▶ _What you have to do_
The records below need retyping in full; give them again exactly.

########################################

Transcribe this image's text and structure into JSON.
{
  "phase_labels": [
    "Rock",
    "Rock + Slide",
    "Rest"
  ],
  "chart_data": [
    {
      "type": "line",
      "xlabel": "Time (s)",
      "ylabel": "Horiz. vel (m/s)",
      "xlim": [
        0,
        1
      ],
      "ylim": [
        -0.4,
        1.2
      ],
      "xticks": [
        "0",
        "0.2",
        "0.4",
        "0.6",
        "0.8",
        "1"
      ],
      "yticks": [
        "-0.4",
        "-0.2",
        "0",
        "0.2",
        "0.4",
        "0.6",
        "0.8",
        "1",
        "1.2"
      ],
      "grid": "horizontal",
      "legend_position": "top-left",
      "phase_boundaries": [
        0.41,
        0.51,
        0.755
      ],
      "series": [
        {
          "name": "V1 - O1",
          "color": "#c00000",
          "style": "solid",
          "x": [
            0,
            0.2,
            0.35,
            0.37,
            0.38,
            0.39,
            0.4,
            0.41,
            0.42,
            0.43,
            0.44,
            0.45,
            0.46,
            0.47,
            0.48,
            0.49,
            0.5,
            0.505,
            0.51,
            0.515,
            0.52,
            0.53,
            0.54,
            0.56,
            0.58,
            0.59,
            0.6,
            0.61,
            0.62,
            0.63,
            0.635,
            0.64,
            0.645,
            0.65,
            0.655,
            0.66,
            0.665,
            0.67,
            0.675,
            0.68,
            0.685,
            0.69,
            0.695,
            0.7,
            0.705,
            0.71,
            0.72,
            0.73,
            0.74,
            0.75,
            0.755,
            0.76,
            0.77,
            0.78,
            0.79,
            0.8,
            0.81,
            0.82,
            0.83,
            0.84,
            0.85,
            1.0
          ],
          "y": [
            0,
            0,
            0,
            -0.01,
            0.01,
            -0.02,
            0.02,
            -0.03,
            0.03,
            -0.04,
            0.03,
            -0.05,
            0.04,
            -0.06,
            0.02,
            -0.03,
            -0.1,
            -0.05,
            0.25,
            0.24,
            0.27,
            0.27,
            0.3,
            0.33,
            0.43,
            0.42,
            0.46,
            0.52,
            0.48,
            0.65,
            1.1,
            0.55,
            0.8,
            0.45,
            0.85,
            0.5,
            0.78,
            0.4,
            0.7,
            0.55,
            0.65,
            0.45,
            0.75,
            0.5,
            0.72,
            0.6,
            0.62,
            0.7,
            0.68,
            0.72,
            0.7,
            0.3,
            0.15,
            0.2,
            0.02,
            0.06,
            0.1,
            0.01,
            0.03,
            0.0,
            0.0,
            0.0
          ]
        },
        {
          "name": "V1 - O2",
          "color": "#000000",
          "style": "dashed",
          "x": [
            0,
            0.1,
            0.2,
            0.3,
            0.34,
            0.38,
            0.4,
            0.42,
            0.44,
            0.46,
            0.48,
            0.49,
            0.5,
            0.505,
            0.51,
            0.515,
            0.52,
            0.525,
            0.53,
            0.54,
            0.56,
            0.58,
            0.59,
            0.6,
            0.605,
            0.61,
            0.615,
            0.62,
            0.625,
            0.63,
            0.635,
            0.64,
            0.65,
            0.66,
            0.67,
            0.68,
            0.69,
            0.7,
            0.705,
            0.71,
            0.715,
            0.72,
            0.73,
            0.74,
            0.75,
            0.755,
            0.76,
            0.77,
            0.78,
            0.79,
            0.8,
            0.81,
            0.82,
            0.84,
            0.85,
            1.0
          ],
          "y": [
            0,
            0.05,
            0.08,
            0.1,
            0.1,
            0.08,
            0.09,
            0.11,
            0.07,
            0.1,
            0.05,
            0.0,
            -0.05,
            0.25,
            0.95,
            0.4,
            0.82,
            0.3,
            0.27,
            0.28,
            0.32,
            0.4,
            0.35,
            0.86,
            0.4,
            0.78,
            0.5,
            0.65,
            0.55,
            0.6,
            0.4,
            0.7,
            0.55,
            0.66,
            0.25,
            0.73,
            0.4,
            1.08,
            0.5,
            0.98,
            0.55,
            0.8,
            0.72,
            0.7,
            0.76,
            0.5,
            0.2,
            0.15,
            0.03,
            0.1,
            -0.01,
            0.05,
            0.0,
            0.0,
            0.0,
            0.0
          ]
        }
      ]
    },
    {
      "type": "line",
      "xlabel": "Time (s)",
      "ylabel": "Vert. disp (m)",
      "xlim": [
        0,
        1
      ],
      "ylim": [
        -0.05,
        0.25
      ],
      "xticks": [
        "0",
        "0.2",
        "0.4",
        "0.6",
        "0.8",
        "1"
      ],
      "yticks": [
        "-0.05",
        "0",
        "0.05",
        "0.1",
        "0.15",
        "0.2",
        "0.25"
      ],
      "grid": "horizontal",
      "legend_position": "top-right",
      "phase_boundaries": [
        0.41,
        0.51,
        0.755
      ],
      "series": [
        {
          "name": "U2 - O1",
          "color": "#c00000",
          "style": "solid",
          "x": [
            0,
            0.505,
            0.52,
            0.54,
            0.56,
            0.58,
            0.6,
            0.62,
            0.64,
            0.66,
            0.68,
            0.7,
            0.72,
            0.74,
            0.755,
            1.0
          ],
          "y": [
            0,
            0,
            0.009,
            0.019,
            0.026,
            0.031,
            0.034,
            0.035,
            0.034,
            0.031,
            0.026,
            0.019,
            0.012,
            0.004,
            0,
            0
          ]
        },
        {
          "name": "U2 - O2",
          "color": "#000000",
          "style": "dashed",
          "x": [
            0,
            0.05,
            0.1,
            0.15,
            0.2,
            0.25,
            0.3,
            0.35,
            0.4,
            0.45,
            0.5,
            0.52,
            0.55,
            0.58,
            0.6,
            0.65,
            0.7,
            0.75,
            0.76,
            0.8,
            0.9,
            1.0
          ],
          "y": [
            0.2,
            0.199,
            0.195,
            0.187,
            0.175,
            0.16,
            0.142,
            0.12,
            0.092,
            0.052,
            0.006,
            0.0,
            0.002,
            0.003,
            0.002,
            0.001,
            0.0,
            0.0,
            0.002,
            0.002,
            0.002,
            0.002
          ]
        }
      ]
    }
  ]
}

########################################

▶ _Solved exercise_
Transcribe this image's text and structure into JSON.
{
  "phase_labels": [
    "Rock",
    "Rock + Slide",
    "Rest"
  ],
  "chart_data": [
    {
      "type": "line",
      "xlabel": "Time (s)",
      "ylabel": "Horiz. vel (m/s)",
      "xlim": [
        0,
        1
      ],
      "ylim": [
        -0.4,
        1.2
      ],
      "xticks": [
        "0",
        "0.2",
        "0.4",
        "0.6",
        "0.8",
        "1"
      ],
      "yticks": [
        "-0.4",
        "-0.2",
        "0",
        "0.2",
        "0.4",
        "0.6",
        "0.8",
        "1",
        "1.2"
      ],
      "grid": "horizontal",
      "legend_position": "top-left",
      "phase_boundaries": [
        0.41,
        0.51,
        0.755
      ],
      "series": [
        {
          "name": "V1 - O1",
          "color": "#c00000",
          "style": "solid",
          "x": [
            0,
            0.2,
            0.35,
            0.37,
            0.38,
            0.39,
            0.4,
            0.41,
            0.42,
            0.43,
            0.44,
            0.45,
            0.46,
            0.47,
            0.48,
            0.49,
            0.5,
            0.505,
            0.51,
            0.515,
            0.52,
            0.53,
            0.54,
            0.56,
            0.58,
            0.59,
            0.6,
            0.61,
            0.62,
            0.63,
            0.635,
            0.64,
            0.645,
            0.65,
            0.655,
            0.66,
            0.665,
            0.67,
            0.675,
            0.68,
            0.685,
            0.69,
            0.695,
            0.7,
            0.705,
            0.71,
            0.72,
            0.73,
            0.74,
            0.75,
            0.755,
            0.76,
            0.77,
            0.78,
            0.79,
            0.8,
            0.81,
            0.82,
            0.83,
            0.84,
            0.85,
            1.0
          ],
          "y": [
            0,
            0,
            0,
            -0.01,
            0.01,
            -0.02,
            0.02,
            -0.03,
            0.03,
            -0.04,
            0.03,
            -0.05,
            0.04,
            -0.06,
            0.02,
            -0.03,
            -0.1,
            -0.05,
            0.25,
            0.24,
            0.27,
            0.27,
            0.3,
            0.33,
            0.43,
            0.42,
            0.46,
            0.52,
            0.48,
            0.65,
            1.1,
            0.55,
            0.8,
            0.45,
            0.85,
            0.5,
            0.78,
            0.4,
            0.7,
            0.55,
            0.65,
            0.45,
            0.75,
            0.5,
            0.72,
            0.6,
            0.62,
            0.7,
            0.68,
            0.72,
            0.7,
            0.3,
            0.15,
            0.2,
            0.02,
            0.06,
            0.1,
            0.01,
            0.03,
            0.0,
            0.0,
            0.0
          ]
        },
        {
          "name": "V1 - O2",
          "color": "#000000",
          "style": "dashed",
          "x": [
            0,
            0.1,
            0.2,
            0.3,
            0.34,
            0.38,
            0.4,
            0.42,
            0.44,
            0.46,
            0.48,
            0.49,
            0.5,
            0.505,
            0.51,
            0.515,
            0.52,
            0.525,
            0.53,
            0.54,
            0.56,
            0.58,
            0.59,
            0.6,
            0.605,
            0.61,
            0.615,
            0.62,
            0.625,
            0.63,
            0.635,
            0.64,
            0.65,
            0.66,
            0.67,
            0.68,
            0.69,
            0.7,
            0.705,
            0.71,
            0.715,
            0.72,
            0.73,
            0.74,
            0.75,
            0.755,
            0.76,
            0.77,
            0.78,
            0.79,
            0.8,
            0.81,
            0.82,
            0.84,
            0.85,
            1.0
          ],
          "y": [
            0,
            0.05,
            0.08,
            0.1,
            0.1,
            0.08,
            0.09,
            0.11,
            0.07,
            0.1,
            0.05,
            0.0,
            -0.05,
            0.25,
            0.95,
            0.4,
            0.82,
            0.3,
            0.27,
            0.28,
            0.32,
            0.4,
            0.35,
            0.86,
            0.4,
            0.78,
            0.5,
            0.65,
            0.55,
            0.6,
            0.4,
            0.7,
            0.55,
            0.66,
            0.25,
            0.73,
            0.4,
            1.08,
            0.5,
            0.98,
            0.55,
            0.8,
            0.72,
            0.7,
            0.76,
            0.5,
            0.2,
            0.15,
            0.03,
            0.1,
            -0.01,
            0.05,
            0.0,
            0.0,
            0.0,
            0.0
          ]
        }
      ]
    },
    {
      "type": "line",
      "xlabel": "Time (s)",
      "ylabel": "Vert. disp (m)",
      "xlim": [
        0,
        1
      ],
      "ylim": [
        -0.05,
        0.25
      ],
      "xticks": [
        "0",
        "0.2",
        "0.4",
        "0.6",
        "0.8",
        "1"
      ],
      "yticks": [
        "-0.05",
        "0",
        "0.05",
        "0.1",
        "0.15",
        "0.2",
        "0.25"
      ],
      "grid": "horizontal",
      "legend_position": "top-right",
      "phase_boundaries": [
        0.41,
        0.51,
        0.755
      ],
      "series": [
        {
          "name": "U2 - O1",
          "color": "#c00000",
          "style": "solid",
          "x": [
            0,
            0.505,
            0.52,
            0.54,
            0.56,
            0.58,
            0.6,
            0.62,
            0.64,
            0.66,
            0.68,
            0.7,
            0.72,
            0.74,
            0.755,
            1.0
          ],
          "y": [
            0,
            0,
            0.009,
            0.019,
            0.026,
            0.031,
            0.034,
            0.035,
            0.034,
            0.031,
            0.026,
            0.019,
            0.012,
            0.004,
            0,
            0
          ]
        },
        {
          "name": "U2 - O2",
          "color": "#000000",
          "style": "dashed",
          "x": [
            0,
            0.05,
            0.1,
            0.15,
            0.2,
            0.25,
            0.3,
            0.35,
            0.4,
            0.45,
            0.5,
            0.52,
            0.55,
            0.58,
            0.6,
            0.65,
            0.7,
            0.75,
            0.76,
            0.8,
            0.9,
            1.0
          ],
          "y": [
            0.2,
            0.199,
            0.195,
            0.187,
            0.175,
            0.16,
            0.142,
            0.12,
            0.092,
            0.052,
            0.006,
            0.0,
            0.002,
            0.003,
            0.002,
            0.001,
            0.0,
            0.0,
            0.002,
            0.002,
            0.002,
            0.002
          ]
        }
      ]
    }
  ]
}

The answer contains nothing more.